Instructions to follow >>
Extract all lines that hold the string "domain".
** Start of Material shown **
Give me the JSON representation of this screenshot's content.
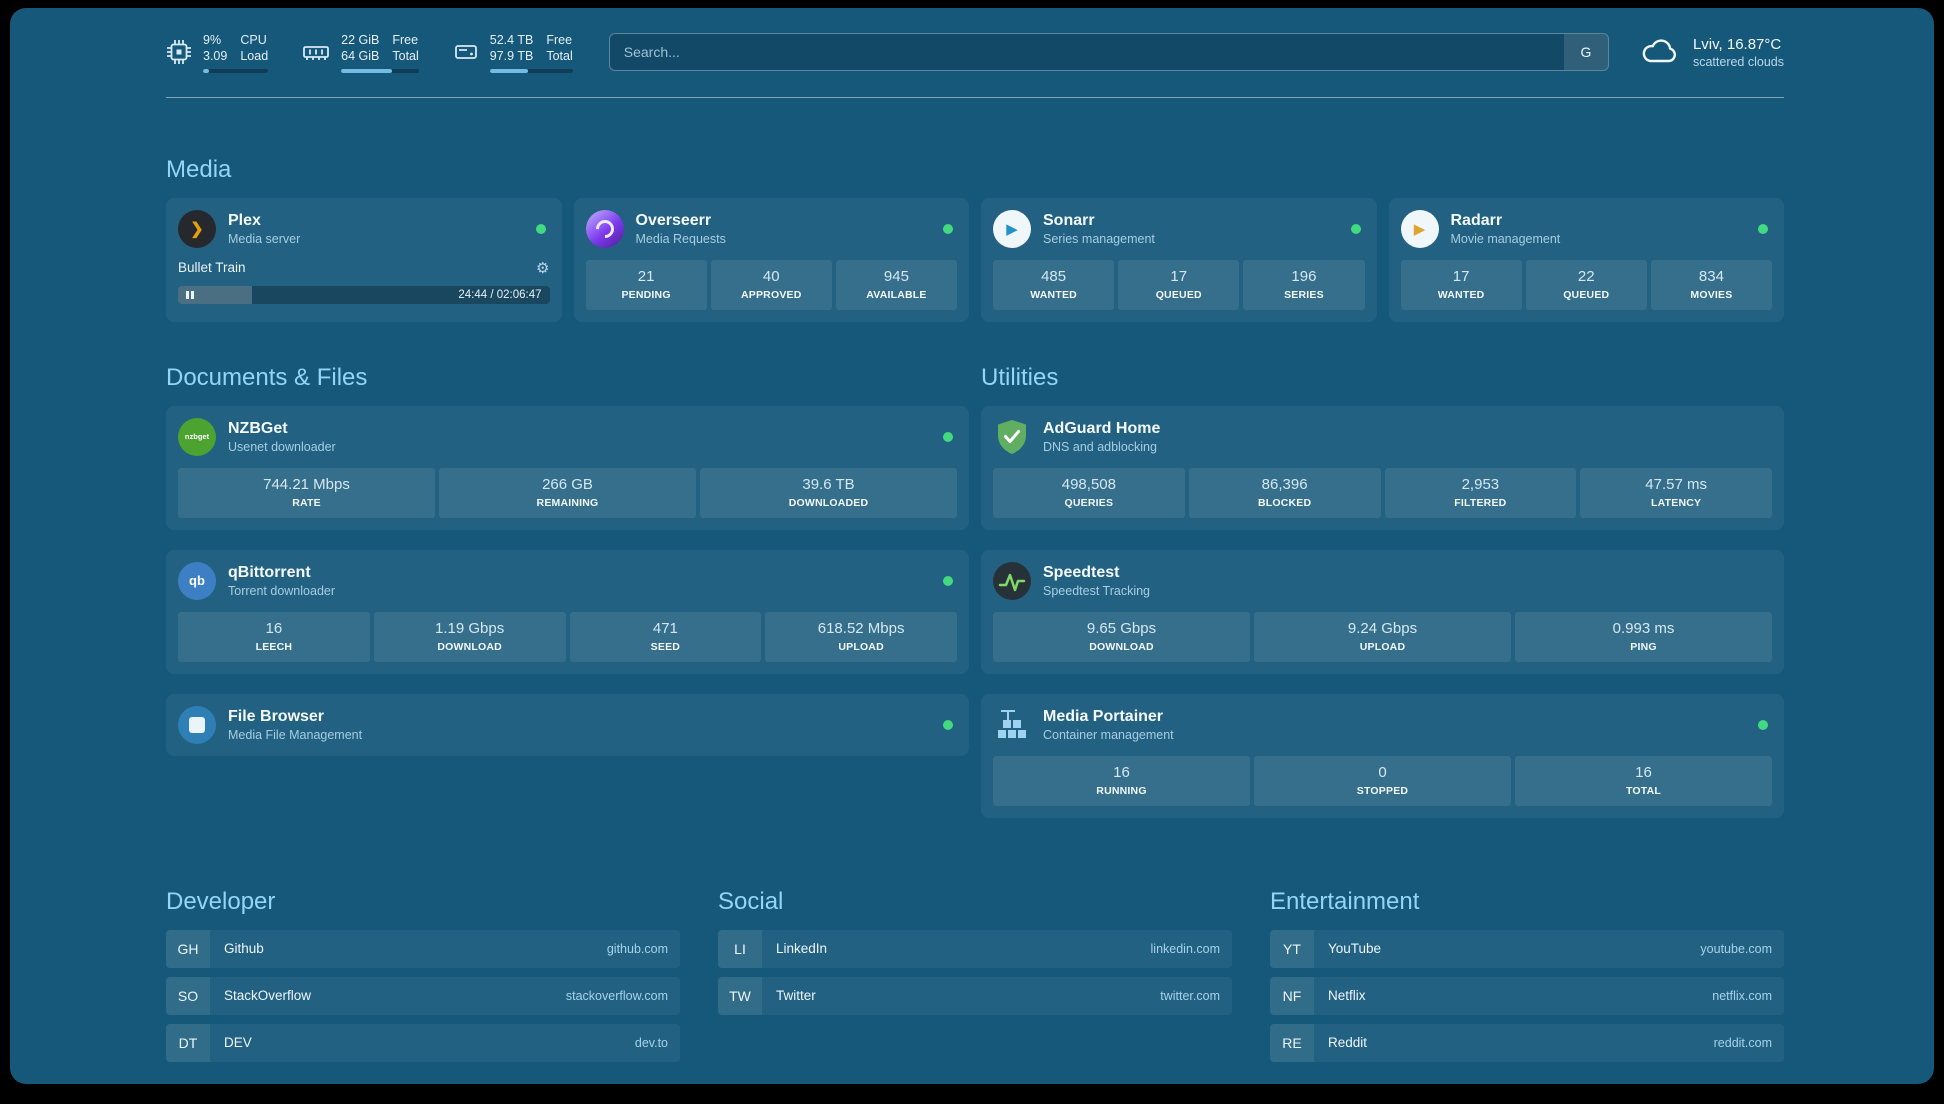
{
  "topbar": {
    "cpu": {
      "value1": "9%",
      "value2": "3.09",
      "label1": "CPU",
      "label2": "Load",
      "percent": 9
    },
    "memory": {
      "value1": "22 GiB",
      "value2": "64 GiB",
      "label1": "Free",
      "label2": "Total",
      "percent": 66
    },
    "disk": {
      "value1": "52.4 TB",
      "value2": "97.9 TB",
      "label1": "Free",
      "label2": "Total",
      "percent": 46
    },
    "search": {
      "placeholder": "Search...",
      "provider_label": "G"
    },
    "weather": {
      "location": "Lviv, 16.87°C",
      "condition": "scattered clouds"
    }
  },
  "icons": {
    "plex_glyph": "❯",
    "sonarr_glyph": "▶",
    "radarr_glyph": "▶",
    "nzbget_text": "nzbget",
    "qbittorrent_text": "qb",
    "gear": "⚙"
  },
  "media": {
    "title": "Media",
    "plex": {
      "name": "Plex",
      "subtitle": "Media server",
      "now_playing": "Bullet Train",
      "time": "24:44 / 02:06:47",
      "progress": 20
    },
    "overseerr": {
      "name": "Overseerr",
      "subtitle": "Media Requests",
      "stats": [
        {
          "value": "21",
          "label": "PENDING"
        },
        {
          "value": "40",
          "label": "APPROVED"
        },
        {
          "value": "945",
          "label": "AVAILABLE"
        }
      ]
    },
    "sonarr": {
      "name": "Sonarr",
      "subtitle": "Series management",
      "stats": [
        {
          "value": "485",
          "label": "WANTED"
        },
        {
          "value": "17",
          "label": "QUEUED"
        },
        {
          "value": "196",
          "label": "SERIES"
        }
      ]
    },
    "radarr": {
      "name": "Radarr",
      "subtitle": "Movie management",
      "stats": [
        {
          "value": "17",
          "label": "WANTED"
        },
        {
          "value": "22",
          "label": "QUEUED"
        },
        {
          "value": "834",
          "label": "MOVIES"
        }
      ]
    }
  },
  "documents": {
    "title": "Documents & Files",
    "nzbget": {
      "name": "NZBGet",
      "subtitle": "Usenet downloader",
      "stats": [
        {
          "value": "744.21 Mbps",
          "label": "RATE"
        },
        {
          "value": "266 GB",
          "label": "REMAINING"
        },
        {
          "value": "39.6 TB",
          "label": "DOWNLOADED"
        }
      ]
    },
    "qbittorrent": {
      "name": "qBittorrent",
      "subtitle": "Torrent downloader",
      "stats": [
        {
          "value": "16",
          "label": "LEECH"
        },
        {
          "value": "1.19 Gbps",
          "label": "DOWNLOAD"
        },
        {
          "value": "471",
          "label": "SEED"
        },
        {
          "value": "618.52 Mbps",
          "label": "UPLOAD"
        }
      ]
    },
    "filebrowser": {
      "name": "File Browser",
      "subtitle": "Media File Management"
    }
  },
  "utilities": {
    "title": "Utilities",
    "adguard": {
      "name": "AdGuard Home",
      "subtitle": "DNS and adblocking",
      "stats": [
        {
          "value": "498,508",
          "label": "QUERIES"
        },
        {
          "value": "86,396",
          "label": "BLOCKED"
        },
        {
          "value": "2,953",
          "label": "FILTERED"
        },
        {
          "value": "47.57 ms",
          "label": "LATENCY"
        }
      ]
    },
    "speedtest": {
      "name": "Speedtest",
      "subtitle": "Speedtest Tracking",
      "stats": [
        {
          "value": "9.65 Gbps",
          "label": "DOWNLOAD"
        },
        {
          "value": "9.24 Gbps",
          "label": "UPLOAD"
        },
        {
          "value": "0.993 ms",
          "label": "PING"
        }
      ]
    },
    "portainer": {
      "name": "Media Portainer",
      "subtitle": "Container management",
      "stats": [
        {
          "value": "16",
          "label": "RUNNING"
        },
        {
          "value": "0",
          "label": "STOPPED"
        },
        {
          "value": "16",
          "label": "TOTAL"
        }
      ]
    }
  },
  "bookmarks": [
    {
      "title": "Developer",
      "items": [
        {
          "abbr": "GH",
          "name": "Github",
          "domain": "github.com"
        },
        {
          "abbr": "SO",
          "name": "StackOverflow",
          "domain": "stackoverflow.com"
        },
        {
          "abbr": "DT",
          "name": "DEV",
          "domain": "dev.to"
        }
      ]
    },
    {
      "title": "Social",
      "items": [
        {
          "abbr": "LI",
          "name": "LinkedIn",
          "domain": "linkedin.com"
        },
        {
          "abbr": "TW",
          "name": "Twitter",
          "domain": "twitter.com"
        }
      ]
    },
    {
      "title": "Entertainment",
      "items": [
        {
          "abbr": "YT",
          "name": "YouTube",
          "domain": "youtube.com"
        },
        {
          "abbr": "NF",
          "name": "Netflix",
          "domain": "netflix.com"
        },
        {
          "abbr": "RE",
          "name": "Reddit",
          "domain": "reddit.com"
        }
      ]
    }
  ]
}
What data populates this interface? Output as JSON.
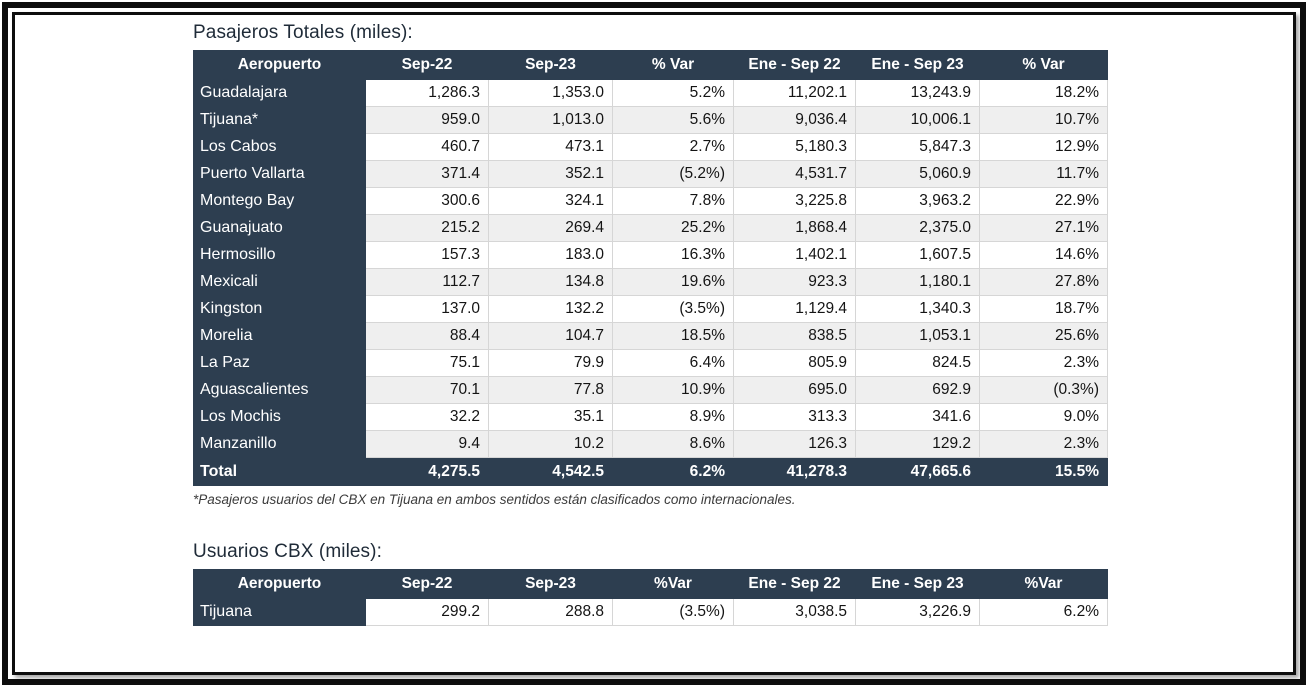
{
  "report": {
    "colors": {
      "header_bg": "#2d3e50",
      "stripe_bg": "#efefef",
      "grid_line": "#d6d6d6",
      "frame": "#0d0d0d",
      "title_text": "#1f2b38"
    },
    "sections": [
      {
        "title": "Pasajeros Totales (miles):",
        "columns": [
          "Aeropuerto",
          "Sep-22",
          "Sep-23",
          "% Var",
          "Ene - Sep 22",
          "Ene - Sep 23",
          "% Var"
        ],
        "rows": [
          [
            "Guadalajara",
            "1,286.3",
            "1,353.0",
            "5.2%",
            "11,202.1",
            "13,243.9",
            "18.2%"
          ],
          [
            "Tijuana*",
            "959.0",
            "1,013.0",
            "5.6%",
            "9,036.4",
            "10,006.1",
            "10.7%"
          ],
          [
            "Los Cabos",
            "460.7",
            "473.1",
            "2.7%",
            "5,180.3",
            "5,847.3",
            "12.9%"
          ],
          [
            "Puerto Vallarta",
            "371.4",
            "352.1",
            "(5.2%)",
            "4,531.7",
            "5,060.9",
            "11.7%"
          ],
          [
            "Montego Bay",
            "300.6",
            "324.1",
            "7.8%",
            "3,225.8",
            "3,963.2",
            "22.9%"
          ],
          [
            "Guanajuato",
            "215.2",
            "269.4",
            "25.2%",
            "1,868.4",
            "2,375.0",
            "27.1%"
          ],
          [
            "Hermosillo",
            "157.3",
            "183.0",
            "16.3%",
            "1,402.1",
            "1,607.5",
            "14.6%"
          ],
          [
            "Mexicali",
            "112.7",
            "134.8",
            "19.6%",
            "923.3",
            "1,180.1",
            "27.8%"
          ],
          [
            "Kingston",
            "137.0",
            "132.2",
            "(3.5%)",
            "1,129.4",
            "1,340.3",
            "18.7%"
          ],
          [
            "Morelia",
            "88.4",
            "104.7",
            "18.5%",
            "838.5",
            "1,053.1",
            "25.6%"
          ],
          [
            "La Paz",
            "75.1",
            "79.9",
            "6.4%",
            "805.9",
            "824.5",
            "2.3%"
          ],
          [
            "Aguascalientes",
            "70.1",
            "77.8",
            "10.9%",
            "695.0",
            "692.9",
            "(0.3%)"
          ],
          [
            "Los Mochis",
            "32.2",
            "35.1",
            "8.9%",
            "313.3",
            "341.6",
            "9.0%"
          ],
          [
            "Manzanillo",
            "9.4",
            "10.2",
            "8.6%",
            "126.3",
            "129.2",
            "2.3%"
          ]
        ],
        "total_row": [
          "Total",
          "4,275.5",
          "4,542.5",
          "6.2%",
          "41,278.3",
          "47,665.6",
          "15.5%"
        ],
        "footnote": "*Pasajeros usuarios del CBX en Tijuana en ambos sentidos están clasificados como internacionales."
      },
      {
        "title": "Usuarios CBX (miles):",
        "columns": [
          "Aeropuerto",
          "Sep-22",
          "Sep-23",
          "%Var",
          "Ene - Sep 22",
          "Ene - Sep 23",
          "%Var"
        ],
        "rows": [
          [
            "Tijuana",
            "299.2",
            "288.8",
            "(3.5%)",
            "3,038.5",
            "3,226.9",
            "6.2%"
          ]
        ]
      }
    ]
  }
}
** End of Material shown **
Finished exercise >>
          "domain": "github.com"
          "domain": "stackoverflow.com"
          "domain": "dev.to"
          "domain": "linkedin.com"
          "domain": "twitter.com"
          "domain": "youtube.com"
          "domain": "netflix.com"
          "domain": "reddit.com"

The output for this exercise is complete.